* **Your instructions**:
Answer these questions from the text below on assigning unique identifiers with DataSetUtils:
1. How many passes does zipWithIndex require, and what are they?
2. What parallelism do the code examples set?
3. In the tuples the zipWithUniqueId example may yield, which id is paired with C?

* **Quoted passage**:
%%

In certain algorithms, one may need to assign unique identifiers to data set elements. This document shows how DataSetUtils can be used for that purpose.
zipWithIndex
assigns consecutive labels to the elements, receiving a data set as input and returning a new data set of (unique id, initial value)
2-tuples.
This process requires two passes, first counting then labeling elements, and cannot be pipelined due to the synchronization of counts.
The alternative zipWithUniqueId
works in a pipelined fashion and is preferred when a unique labeling is sufficient.
For example, the following code:
ExecutionEnvironment env = ExecutionEnvironment.getExecutionEnvironment();
env.setParallelism(2);
DataSet<String> in = env.fromElements("A", "B", "C", "D", "E", "F", "G", "H");
DataSet<Tuple2<Long, String>> result = DataSetUtils.zipWithIndex(in);
result.writeAsCsv(resultPath, "\n", ",");
env.execute();
import org.apache.flink.api.scala._
val env: ExecutionEnvironment = ExecutionEnvironment.getExecutionEnvironment
env.setParallelism(2)
val input: DataSet[String] = env.fromElements("A", "B", "C", "D", "E", "F", "G", "H")
val result: DataSet[(Long, String)] = input.zipWithIndex
result.writeAsCsv(resultPath, "\n", ",")
env.execute()
from flink.plan.Environment import get_environment
env = get_environment()
env.set_parallelism(2)
input = env.from_elements("A", "B", "C", "D", "E", "F", "G", "H")
result = input.zip_with_index()
result.write_text(result_path)
env.execute()
may yield the tuples: (0,G), (1,H), (2,A), (3,B), (4,C), (5,D), (6,E), (7,F)
In many cases one may not need to assign consecutive labels.
zipWithUniqueId
works in a pipelined fashion, speeding up the label assignment process. This method receives a data set as input and returns a new data set of (unique id, initial value)
2-tuples.
For example, the following code:
ExecutionEnvironment env = ExecutionEnvironment.getExecutionEnvironment();
env.setParallelism(2);
DataSet<String> in = env.fromElements("A", "B", "C", "D", "E", "F", "G", "H");
DataSet<Tuple2<Long, String>> result = DataSetUtils.zipWithUniqueId(in);
result.writeAsCsv(resultPath, "\n", ",");
env.execute();
import org.apache.flink.api.scala._
val env: ExecutionEnvironment = ExecutionEnvironment.getExecutionEnvironment
env.setParallelism(2)
val input: DataSet[String] = env.fromElements("A", "B", "C", "D", "E", "F", "G", "H")
val result: DataSet[(Long, String)] = input.zipWithUniqueId
result.writeAsCsv(resultPath, "\n", ",")
env.execute()
may yield the tuples: (0,G), (1,A), (2,H), (3,B), (5,C), (7,D), (9,E), (11,F)

%%

* **Provided data**:
%%

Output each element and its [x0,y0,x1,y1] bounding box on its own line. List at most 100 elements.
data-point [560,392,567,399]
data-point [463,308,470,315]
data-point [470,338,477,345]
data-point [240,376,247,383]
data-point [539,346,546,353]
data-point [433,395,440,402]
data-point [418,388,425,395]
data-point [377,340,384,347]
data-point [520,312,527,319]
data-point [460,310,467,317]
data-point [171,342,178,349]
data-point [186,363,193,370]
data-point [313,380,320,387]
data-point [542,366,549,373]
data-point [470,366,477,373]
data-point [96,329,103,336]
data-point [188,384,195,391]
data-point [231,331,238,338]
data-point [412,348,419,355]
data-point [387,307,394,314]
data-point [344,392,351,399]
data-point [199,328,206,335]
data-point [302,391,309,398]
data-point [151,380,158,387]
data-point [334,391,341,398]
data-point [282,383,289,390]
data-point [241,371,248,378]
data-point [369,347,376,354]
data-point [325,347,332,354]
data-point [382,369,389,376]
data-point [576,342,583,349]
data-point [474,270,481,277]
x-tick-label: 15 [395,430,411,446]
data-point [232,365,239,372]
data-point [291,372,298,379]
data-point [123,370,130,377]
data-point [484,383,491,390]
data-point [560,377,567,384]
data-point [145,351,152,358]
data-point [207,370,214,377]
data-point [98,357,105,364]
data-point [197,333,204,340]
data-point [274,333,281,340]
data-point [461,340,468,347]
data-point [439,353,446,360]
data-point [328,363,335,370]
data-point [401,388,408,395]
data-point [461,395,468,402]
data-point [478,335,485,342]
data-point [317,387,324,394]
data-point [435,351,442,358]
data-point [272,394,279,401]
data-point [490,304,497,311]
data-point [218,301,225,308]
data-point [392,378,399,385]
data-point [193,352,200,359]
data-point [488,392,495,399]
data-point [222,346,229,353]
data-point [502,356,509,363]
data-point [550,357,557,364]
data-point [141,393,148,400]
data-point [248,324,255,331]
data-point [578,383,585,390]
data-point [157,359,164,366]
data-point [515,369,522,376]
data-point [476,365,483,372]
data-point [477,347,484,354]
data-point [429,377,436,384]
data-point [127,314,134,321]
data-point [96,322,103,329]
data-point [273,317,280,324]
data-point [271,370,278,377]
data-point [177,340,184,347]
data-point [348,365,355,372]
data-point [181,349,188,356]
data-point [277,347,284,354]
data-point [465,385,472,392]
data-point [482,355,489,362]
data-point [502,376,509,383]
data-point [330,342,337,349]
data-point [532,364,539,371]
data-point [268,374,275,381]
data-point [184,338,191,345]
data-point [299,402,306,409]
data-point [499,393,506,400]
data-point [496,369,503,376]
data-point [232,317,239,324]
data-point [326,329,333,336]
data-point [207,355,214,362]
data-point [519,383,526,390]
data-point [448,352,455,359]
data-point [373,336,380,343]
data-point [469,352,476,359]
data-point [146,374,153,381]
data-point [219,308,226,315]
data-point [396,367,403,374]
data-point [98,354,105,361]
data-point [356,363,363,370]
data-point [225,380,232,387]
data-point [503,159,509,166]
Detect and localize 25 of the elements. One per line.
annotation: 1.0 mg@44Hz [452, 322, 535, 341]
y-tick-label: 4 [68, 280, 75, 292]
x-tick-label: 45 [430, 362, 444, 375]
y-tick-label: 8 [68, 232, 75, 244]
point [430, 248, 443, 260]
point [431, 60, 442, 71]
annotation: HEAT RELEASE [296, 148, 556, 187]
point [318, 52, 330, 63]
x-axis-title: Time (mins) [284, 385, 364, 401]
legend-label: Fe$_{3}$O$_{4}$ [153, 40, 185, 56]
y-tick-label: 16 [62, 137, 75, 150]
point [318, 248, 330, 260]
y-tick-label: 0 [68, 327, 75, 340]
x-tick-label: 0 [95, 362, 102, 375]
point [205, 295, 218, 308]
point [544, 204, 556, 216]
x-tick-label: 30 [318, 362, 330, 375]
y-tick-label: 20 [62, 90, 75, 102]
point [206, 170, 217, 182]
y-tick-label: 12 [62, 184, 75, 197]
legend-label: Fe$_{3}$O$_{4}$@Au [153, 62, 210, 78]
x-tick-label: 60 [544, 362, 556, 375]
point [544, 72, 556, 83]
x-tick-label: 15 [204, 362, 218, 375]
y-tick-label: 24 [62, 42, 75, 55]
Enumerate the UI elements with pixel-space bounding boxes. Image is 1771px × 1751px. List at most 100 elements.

%%
%%

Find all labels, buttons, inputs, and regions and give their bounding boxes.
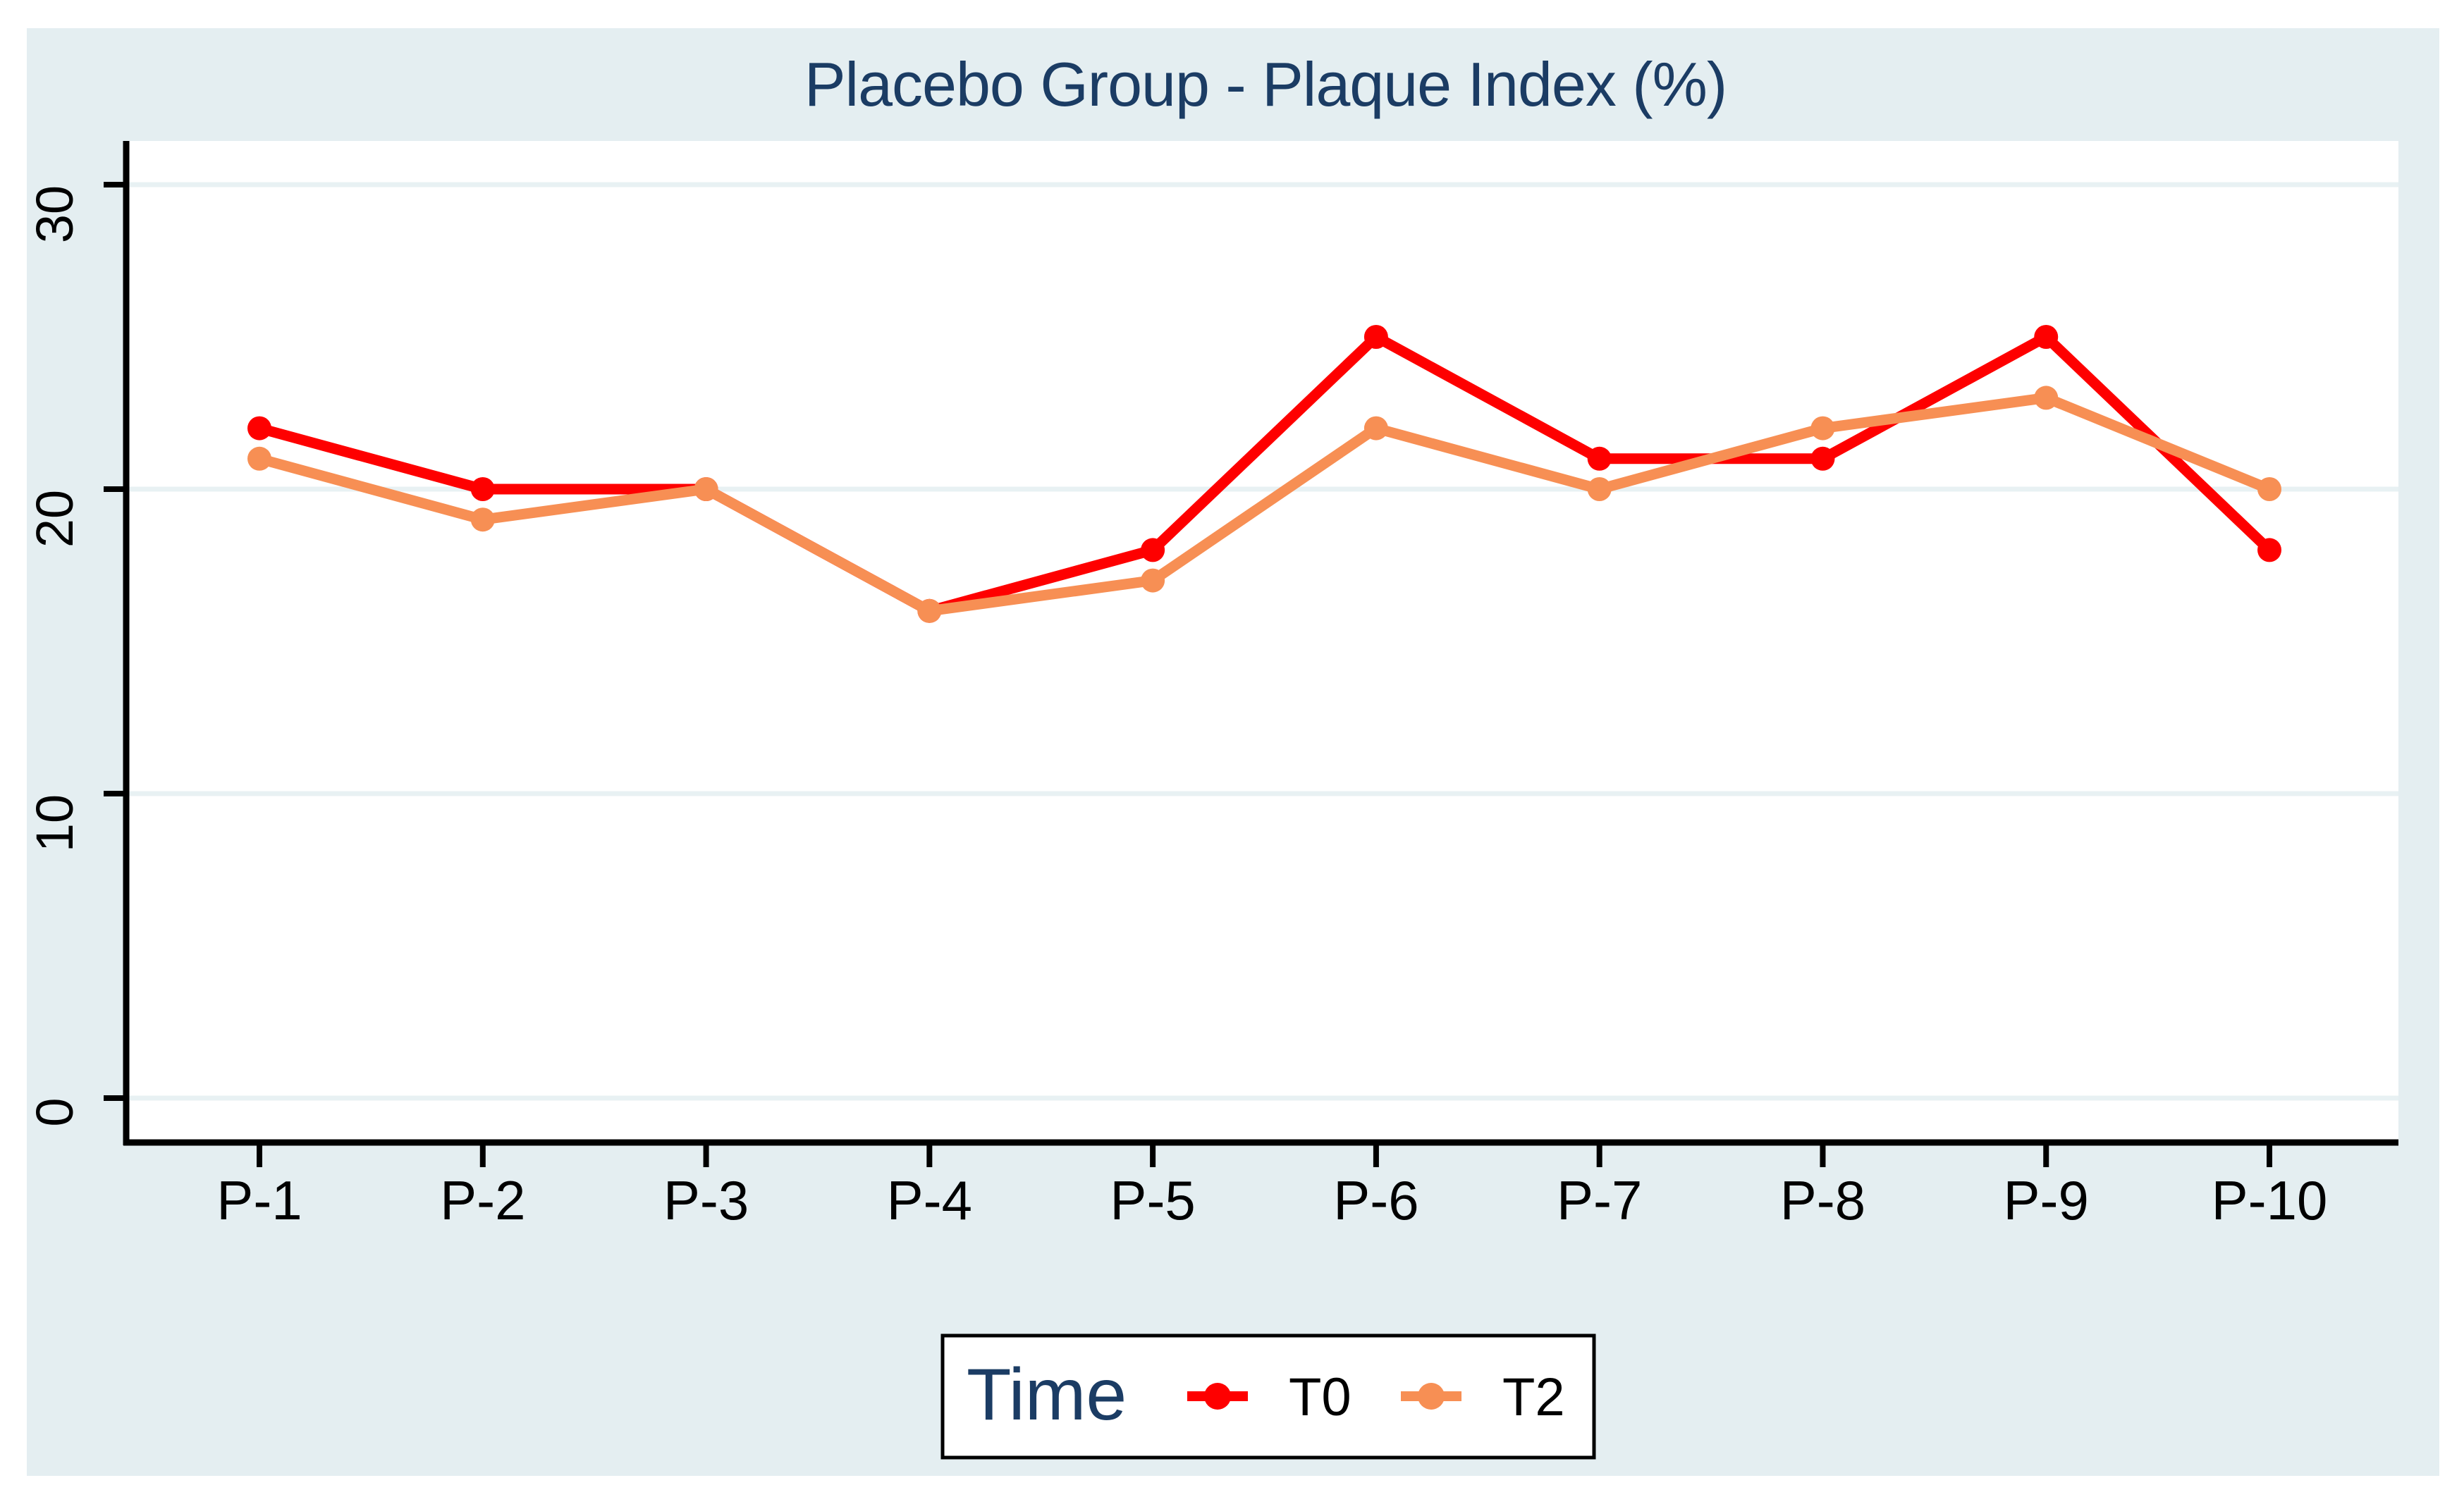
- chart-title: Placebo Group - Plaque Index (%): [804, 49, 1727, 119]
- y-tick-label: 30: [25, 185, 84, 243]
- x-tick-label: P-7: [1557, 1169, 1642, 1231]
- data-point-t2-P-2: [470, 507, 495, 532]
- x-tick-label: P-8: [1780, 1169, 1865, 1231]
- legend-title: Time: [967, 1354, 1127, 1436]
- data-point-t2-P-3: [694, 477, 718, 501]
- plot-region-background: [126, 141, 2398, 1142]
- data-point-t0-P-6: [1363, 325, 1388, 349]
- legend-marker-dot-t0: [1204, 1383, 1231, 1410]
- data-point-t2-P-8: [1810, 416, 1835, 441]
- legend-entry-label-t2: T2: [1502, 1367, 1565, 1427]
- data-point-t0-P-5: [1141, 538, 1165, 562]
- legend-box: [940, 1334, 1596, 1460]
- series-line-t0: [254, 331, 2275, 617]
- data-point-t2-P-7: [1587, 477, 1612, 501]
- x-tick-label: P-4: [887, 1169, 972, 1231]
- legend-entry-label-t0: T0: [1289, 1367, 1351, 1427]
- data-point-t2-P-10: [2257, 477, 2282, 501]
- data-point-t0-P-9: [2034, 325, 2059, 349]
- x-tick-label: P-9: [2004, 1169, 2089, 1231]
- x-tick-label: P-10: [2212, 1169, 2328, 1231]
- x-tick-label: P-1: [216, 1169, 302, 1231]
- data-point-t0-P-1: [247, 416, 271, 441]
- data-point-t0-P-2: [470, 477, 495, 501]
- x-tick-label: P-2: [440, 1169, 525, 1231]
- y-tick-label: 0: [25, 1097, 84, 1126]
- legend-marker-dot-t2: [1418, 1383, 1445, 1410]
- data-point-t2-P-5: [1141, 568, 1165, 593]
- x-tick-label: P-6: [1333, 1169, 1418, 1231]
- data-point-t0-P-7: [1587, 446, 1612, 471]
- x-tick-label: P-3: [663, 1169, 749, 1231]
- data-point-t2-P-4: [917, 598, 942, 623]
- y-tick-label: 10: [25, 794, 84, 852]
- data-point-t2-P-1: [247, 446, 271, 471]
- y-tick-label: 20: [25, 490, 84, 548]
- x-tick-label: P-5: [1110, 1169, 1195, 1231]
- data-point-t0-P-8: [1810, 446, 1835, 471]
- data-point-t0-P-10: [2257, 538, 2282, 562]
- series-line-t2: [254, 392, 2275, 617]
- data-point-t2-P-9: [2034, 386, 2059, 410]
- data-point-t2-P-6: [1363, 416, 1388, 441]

%%
%%

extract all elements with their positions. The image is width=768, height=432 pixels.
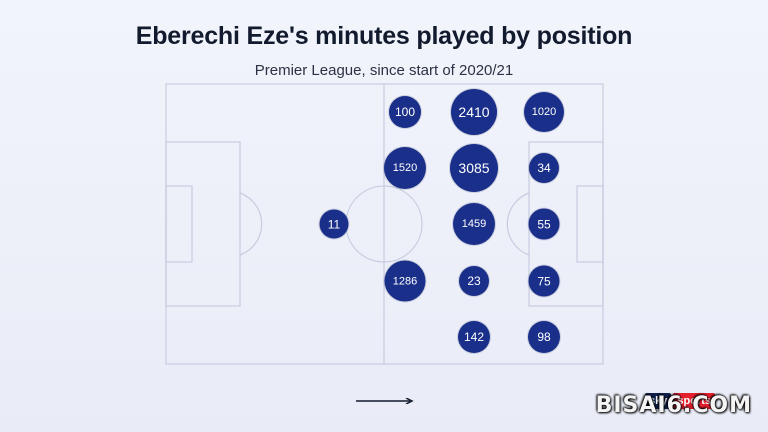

%%

* **Finished task**:
1. Two passes: first counting, then labeling the elements.
2. A parallelism of 2.
3. The id 5.